Task to complete: Starting at the top of the listing and ending with the line that contains "heatmap-cell: [175, 41, 180, 45]", write those lines out again, substituting "grid-tile" for every "heatmap-cell" and keeping everything else the same.
------ Exercise materials
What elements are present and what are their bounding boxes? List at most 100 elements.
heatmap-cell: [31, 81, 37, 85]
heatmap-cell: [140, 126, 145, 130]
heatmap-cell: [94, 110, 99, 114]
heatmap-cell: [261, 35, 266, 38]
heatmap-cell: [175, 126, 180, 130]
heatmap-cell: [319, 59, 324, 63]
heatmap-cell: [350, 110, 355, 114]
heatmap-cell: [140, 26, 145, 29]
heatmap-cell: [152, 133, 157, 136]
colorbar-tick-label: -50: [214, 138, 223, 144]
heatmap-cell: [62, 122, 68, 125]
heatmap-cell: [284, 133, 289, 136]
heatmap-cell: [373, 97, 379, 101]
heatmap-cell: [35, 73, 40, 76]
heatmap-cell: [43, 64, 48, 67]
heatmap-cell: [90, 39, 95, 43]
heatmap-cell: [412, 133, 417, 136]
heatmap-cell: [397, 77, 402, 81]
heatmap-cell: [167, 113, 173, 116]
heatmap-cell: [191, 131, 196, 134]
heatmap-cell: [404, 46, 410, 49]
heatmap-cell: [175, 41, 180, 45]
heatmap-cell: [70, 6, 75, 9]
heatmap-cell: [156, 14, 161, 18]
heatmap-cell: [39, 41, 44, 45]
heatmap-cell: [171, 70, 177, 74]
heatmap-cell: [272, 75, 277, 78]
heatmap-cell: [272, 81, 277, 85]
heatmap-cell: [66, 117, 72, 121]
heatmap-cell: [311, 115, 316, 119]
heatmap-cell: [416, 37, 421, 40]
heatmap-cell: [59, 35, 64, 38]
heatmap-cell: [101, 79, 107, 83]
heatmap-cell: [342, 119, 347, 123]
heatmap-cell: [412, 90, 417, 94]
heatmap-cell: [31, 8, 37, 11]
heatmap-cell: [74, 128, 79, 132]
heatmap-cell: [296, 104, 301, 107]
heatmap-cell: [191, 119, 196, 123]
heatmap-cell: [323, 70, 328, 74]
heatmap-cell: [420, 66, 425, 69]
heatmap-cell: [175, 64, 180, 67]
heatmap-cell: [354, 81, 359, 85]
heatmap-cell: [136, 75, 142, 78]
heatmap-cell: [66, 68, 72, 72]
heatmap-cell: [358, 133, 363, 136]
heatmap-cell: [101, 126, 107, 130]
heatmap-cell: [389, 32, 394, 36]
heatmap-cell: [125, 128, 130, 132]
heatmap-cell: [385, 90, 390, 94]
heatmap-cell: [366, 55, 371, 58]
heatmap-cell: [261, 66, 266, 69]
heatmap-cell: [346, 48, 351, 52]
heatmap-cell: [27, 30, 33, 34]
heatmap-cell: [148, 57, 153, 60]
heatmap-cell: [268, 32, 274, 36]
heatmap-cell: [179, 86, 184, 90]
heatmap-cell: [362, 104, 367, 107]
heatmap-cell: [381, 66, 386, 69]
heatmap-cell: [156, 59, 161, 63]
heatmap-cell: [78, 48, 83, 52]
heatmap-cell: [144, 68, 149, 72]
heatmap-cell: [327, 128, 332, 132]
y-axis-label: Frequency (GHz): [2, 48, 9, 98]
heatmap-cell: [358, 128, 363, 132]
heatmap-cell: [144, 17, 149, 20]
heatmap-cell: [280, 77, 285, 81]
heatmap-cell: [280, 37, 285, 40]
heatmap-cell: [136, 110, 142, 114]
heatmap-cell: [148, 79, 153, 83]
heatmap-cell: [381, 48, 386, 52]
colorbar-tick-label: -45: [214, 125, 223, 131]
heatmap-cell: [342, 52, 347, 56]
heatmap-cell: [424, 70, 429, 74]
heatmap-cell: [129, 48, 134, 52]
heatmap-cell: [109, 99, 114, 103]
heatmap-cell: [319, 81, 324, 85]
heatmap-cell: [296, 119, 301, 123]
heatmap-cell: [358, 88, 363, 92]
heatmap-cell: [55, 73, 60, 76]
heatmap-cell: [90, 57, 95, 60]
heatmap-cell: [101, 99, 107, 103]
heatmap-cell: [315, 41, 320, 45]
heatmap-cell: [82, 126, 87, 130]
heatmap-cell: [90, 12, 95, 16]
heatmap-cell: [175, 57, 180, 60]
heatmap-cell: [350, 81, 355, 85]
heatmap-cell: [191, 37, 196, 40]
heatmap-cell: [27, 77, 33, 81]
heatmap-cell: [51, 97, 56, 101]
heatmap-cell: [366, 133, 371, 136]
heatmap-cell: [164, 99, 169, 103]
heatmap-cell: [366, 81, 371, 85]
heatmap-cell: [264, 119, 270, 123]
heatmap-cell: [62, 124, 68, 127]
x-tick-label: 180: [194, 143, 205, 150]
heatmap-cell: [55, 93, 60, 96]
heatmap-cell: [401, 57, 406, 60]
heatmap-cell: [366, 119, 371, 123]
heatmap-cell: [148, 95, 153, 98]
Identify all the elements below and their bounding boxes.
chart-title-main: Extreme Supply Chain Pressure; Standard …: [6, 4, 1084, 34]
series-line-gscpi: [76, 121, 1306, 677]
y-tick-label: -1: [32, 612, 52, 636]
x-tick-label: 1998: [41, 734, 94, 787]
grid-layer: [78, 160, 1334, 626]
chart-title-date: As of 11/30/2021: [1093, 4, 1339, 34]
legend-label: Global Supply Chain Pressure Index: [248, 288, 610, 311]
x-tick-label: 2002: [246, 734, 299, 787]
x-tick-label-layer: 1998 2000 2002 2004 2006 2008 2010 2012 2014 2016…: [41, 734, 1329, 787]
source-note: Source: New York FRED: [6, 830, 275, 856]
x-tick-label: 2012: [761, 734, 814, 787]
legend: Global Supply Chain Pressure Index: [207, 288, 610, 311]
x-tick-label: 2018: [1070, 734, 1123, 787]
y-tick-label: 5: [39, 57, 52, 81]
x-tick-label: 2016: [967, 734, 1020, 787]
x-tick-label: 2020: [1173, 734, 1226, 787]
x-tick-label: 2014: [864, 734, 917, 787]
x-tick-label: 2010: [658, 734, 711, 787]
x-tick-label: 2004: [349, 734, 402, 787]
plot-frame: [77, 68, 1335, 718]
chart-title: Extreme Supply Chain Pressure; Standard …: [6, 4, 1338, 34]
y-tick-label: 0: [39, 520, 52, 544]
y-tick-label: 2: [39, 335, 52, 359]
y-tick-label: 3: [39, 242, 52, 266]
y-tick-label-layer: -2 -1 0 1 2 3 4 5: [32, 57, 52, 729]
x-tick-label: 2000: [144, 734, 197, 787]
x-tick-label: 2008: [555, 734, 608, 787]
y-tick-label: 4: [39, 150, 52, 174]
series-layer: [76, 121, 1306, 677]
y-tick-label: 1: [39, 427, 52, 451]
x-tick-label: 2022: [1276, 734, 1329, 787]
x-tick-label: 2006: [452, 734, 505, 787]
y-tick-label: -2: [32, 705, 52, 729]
------------
Expected answer:
What elements are present and what are their bounding boxes? List at most 100 elements.
grid-tile: [31, 81, 37, 85]
grid-tile: [140, 126, 145, 130]
grid-tile: [94, 110, 99, 114]
grid-tile: [261, 35, 266, 38]
grid-tile: [175, 126, 180, 130]
grid-tile: [319, 59, 324, 63]
grid-tile: [350, 110, 355, 114]
grid-tile: [140, 26, 145, 29]
grid-tile: [152, 133, 157, 136]
colorbar-tick-label: -50: [214, 138, 223, 144]
grid-tile: [62, 122, 68, 125]
grid-tile: [284, 133, 289, 136]
grid-tile: [373, 97, 379, 101]
grid-tile: [35, 73, 40, 76]
grid-tile: [43, 64, 48, 67]
grid-tile: [90, 39, 95, 43]
grid-tile: [412, 133, 417, 136]
grid-tile: [397, 77, 402, 81]
grid-tile: [167, 113, 173, 116]
grid-tile: [191, 131, 196, 134]
grid-tile: [404, 46, 410, 49]
grid-tile: [175, 41, 180, 45]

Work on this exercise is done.